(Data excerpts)
»»
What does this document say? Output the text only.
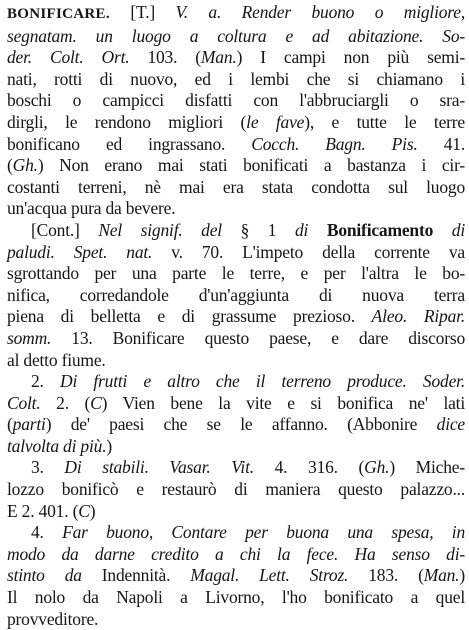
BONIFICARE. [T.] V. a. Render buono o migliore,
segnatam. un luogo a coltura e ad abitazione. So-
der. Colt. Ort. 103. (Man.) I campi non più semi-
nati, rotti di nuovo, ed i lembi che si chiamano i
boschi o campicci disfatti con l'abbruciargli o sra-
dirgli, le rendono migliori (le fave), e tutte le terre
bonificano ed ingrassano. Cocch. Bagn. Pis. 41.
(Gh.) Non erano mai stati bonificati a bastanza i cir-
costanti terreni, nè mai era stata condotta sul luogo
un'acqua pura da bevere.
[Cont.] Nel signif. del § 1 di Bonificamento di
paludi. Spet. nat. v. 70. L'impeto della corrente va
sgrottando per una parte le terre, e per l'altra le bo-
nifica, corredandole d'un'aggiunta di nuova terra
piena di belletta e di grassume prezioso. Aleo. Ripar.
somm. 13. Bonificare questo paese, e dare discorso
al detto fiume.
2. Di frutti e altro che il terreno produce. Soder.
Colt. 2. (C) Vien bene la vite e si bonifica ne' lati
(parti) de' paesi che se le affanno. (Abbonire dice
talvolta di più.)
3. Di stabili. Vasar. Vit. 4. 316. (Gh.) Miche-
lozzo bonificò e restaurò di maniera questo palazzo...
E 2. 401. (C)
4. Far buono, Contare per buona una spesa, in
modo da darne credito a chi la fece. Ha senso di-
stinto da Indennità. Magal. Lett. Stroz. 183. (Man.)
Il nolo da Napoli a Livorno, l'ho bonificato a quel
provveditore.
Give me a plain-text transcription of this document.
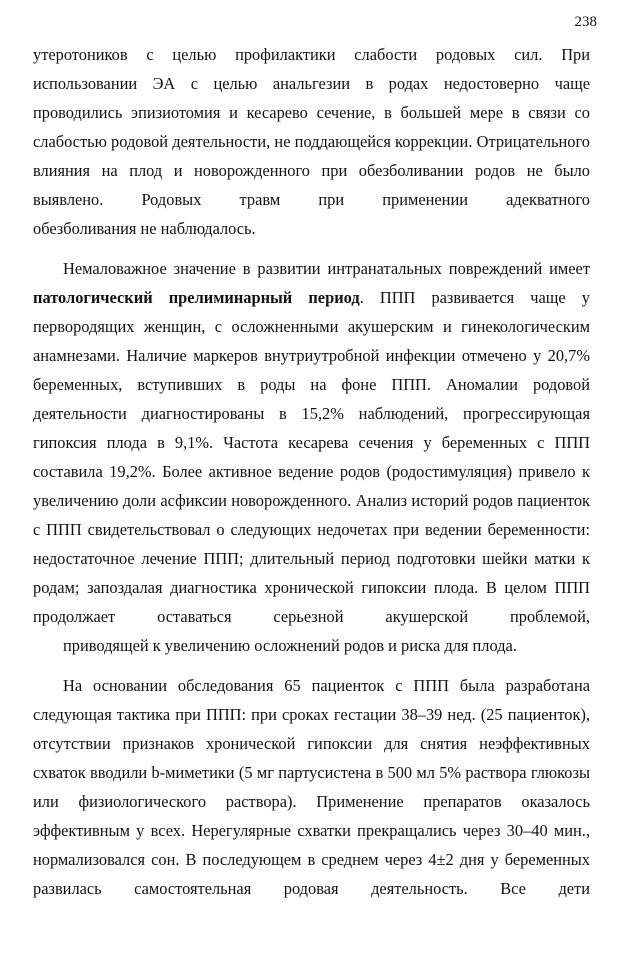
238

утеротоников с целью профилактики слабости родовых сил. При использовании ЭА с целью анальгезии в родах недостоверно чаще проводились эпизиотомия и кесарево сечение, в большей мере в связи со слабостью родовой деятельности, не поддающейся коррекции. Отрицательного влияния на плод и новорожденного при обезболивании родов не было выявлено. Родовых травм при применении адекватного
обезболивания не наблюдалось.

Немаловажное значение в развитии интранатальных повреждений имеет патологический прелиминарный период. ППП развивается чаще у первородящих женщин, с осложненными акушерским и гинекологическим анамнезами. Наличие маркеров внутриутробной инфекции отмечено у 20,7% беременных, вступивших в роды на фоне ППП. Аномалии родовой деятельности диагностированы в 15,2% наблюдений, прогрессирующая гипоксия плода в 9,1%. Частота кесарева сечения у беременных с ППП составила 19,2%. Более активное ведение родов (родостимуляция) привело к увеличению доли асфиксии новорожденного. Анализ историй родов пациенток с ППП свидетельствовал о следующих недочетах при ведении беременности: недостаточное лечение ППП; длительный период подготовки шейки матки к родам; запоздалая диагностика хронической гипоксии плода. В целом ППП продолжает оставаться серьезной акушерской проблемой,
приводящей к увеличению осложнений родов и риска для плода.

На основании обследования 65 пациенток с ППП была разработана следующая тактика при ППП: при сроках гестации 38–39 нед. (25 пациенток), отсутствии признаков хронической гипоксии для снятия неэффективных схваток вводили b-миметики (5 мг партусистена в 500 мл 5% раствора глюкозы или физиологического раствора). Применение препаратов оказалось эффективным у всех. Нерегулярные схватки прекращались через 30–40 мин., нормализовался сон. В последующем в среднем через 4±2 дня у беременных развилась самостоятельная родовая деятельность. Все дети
««
● Do this
Copy all lines from the material that hold "buono".

● Solution for this problem
BONIFICARE. [T.] V. a. Render buono o migliore,
4. Far buono, Contare per buona una spesa, in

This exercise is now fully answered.